- [Task data]:

______________________________

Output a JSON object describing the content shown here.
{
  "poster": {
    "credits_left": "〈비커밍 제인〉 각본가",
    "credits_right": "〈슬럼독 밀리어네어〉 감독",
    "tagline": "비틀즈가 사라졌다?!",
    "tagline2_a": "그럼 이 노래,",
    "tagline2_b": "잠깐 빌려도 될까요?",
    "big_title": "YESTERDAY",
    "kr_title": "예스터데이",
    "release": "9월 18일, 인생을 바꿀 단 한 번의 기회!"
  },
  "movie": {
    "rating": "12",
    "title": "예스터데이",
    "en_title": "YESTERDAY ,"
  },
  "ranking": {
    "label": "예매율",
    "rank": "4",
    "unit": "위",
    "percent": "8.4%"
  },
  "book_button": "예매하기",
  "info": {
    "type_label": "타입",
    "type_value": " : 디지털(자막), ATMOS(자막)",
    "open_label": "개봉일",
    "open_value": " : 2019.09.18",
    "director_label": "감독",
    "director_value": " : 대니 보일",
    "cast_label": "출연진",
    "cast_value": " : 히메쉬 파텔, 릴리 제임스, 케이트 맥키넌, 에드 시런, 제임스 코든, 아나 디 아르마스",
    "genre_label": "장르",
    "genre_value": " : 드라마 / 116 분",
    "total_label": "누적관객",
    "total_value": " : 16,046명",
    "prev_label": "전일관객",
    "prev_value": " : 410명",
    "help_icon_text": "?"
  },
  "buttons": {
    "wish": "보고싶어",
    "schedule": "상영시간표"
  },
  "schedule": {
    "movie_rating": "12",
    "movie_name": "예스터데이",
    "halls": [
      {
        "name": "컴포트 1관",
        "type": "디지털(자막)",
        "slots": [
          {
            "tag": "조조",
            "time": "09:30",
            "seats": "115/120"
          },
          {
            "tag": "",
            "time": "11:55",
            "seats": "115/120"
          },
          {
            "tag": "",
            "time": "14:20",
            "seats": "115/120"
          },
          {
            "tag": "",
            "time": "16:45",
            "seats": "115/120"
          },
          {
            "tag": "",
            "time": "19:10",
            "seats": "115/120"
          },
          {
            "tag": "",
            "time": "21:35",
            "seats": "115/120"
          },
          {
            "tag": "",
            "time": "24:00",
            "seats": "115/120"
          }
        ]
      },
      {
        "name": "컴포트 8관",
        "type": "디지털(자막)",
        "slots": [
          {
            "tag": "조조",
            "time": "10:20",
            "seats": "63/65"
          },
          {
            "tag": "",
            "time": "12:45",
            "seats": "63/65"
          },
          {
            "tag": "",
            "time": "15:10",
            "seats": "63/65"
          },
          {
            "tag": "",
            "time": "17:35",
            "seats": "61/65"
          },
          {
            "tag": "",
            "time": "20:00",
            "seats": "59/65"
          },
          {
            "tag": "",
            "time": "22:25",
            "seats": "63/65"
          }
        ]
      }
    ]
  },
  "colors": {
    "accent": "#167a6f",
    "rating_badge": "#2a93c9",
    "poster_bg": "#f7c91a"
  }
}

______________________________

- [Instruction]: The entries above should be repeated exactly, every one of them.

- [The reply]:
Output a JSON object describing the content shown here.
{
  "poster": {
    "credits_left": "〈비커밍 제인〉 각본가",
    "credits_right": "〈슬럼독 밀리어네어〉 감독",
    "tagline": "비틀즈가 사라졌다?!",
    "tagline2_a": "그럼 이 노래,",
    "tagline2_b": "잠깐 빌려도 될까요?",
    "big_title": "YESTERDAY",
    "kr_title": "예스터데이",
    "release": "9월 18일, 인생을 바꿀 단 한 번의 기회!"
  },
  "movie": {
    "rating": "12",
    "title": "예스터데이",
    "en_title": "YESTERDAY ,"
  },
  "ranking": {
    "label": "예매율",
    "rank": "4",
    "unit": "위",
    "percent": "8.4%"
  },
  "book_button": "예매하기",
  "info": {
    "type_label": "타입",
    "type_value": " : 디지털(자막), ATMOS(자막)",
    "open_label": "개봉일",
    "open_value": " : 2019.09.18",
    "director_label": "감독",
    "director_value": " : 대니 보일",
    "cast_label": "출연진",
    "cast_value": " : 히메쉬 파텔, 릴리 제임스, 케이트 맥키넌, 에드 시런, 제임스 코든, 아나 디 아르마스",
    "genre_label": "장르",
    "genre_value": " : 드라마 / 116 분",
    "total_label": "누적관객",
    "total_value": " : 16,046명",
    "prev_label": "전일관객",
    "prev_value": " : 410명",
    "help_icon_text": "?"
  },
  "buttons": {
    "wish": "보고싶어",
    "schedule": "상영시간표"
  },
  "schedule": {
    "movie_rating": "12",
    "movie_name": "예스터데이",
    "halls": [
      {
        "name": "컴포트 1관",
        "type": "디지털(자막)",
        "slots": [
          {
            "tag": "조조",
            "time": "09:30",
            "seats": "115/120"
          },
          {
            "tag": "",
            "time": "11:55",
            "seats": "115/120"
          },
          {
            "tag": "",
            "time": "14:20",
            "seats": "115/120"
          },
          {
            "tag": "",
            "time": "16:45",
            "seats": "115/120"
          },
          {
            "tag": "",
            "time": "19:10",
            "seats": "115/120"
          },
          {
            "tag": "",
            "time": "21:35",
            "seats": "115/120"
          },
          {
            "tag": "",
            "time": "24:00",
            "seats": "115/120"
          }
        ]
      },
      {
        "name": "컴포트 8관",
        "type": "디지털(자막)",
        "slots": [
          {
            "tag": "조조",
            "time": "10:20",
            "seats": "63/65"
          },
          {
            "tag": "",
            "time": "12:45",
            "seats": "63/65"
          },
          {
            "tag": "",
            "time": "15:10",
            "seats": "63/65"
          },
          {
            "tag": "",
            "time": "17:35",
            "seats": "61/65"
          },
          {
            "tag": "",
            "time": "20:00",
            "seats": "59/65"
          },
          {
            "tag": "",
            "time": "22:25",
            "seats": "63/65"
          }
        ]
      }
    ]
  },
  "colors": {
    "accent": "#167a6f",
    "rating_badge": "#2a93c9",
    "poster_bg": "#f7c91a"
  }
}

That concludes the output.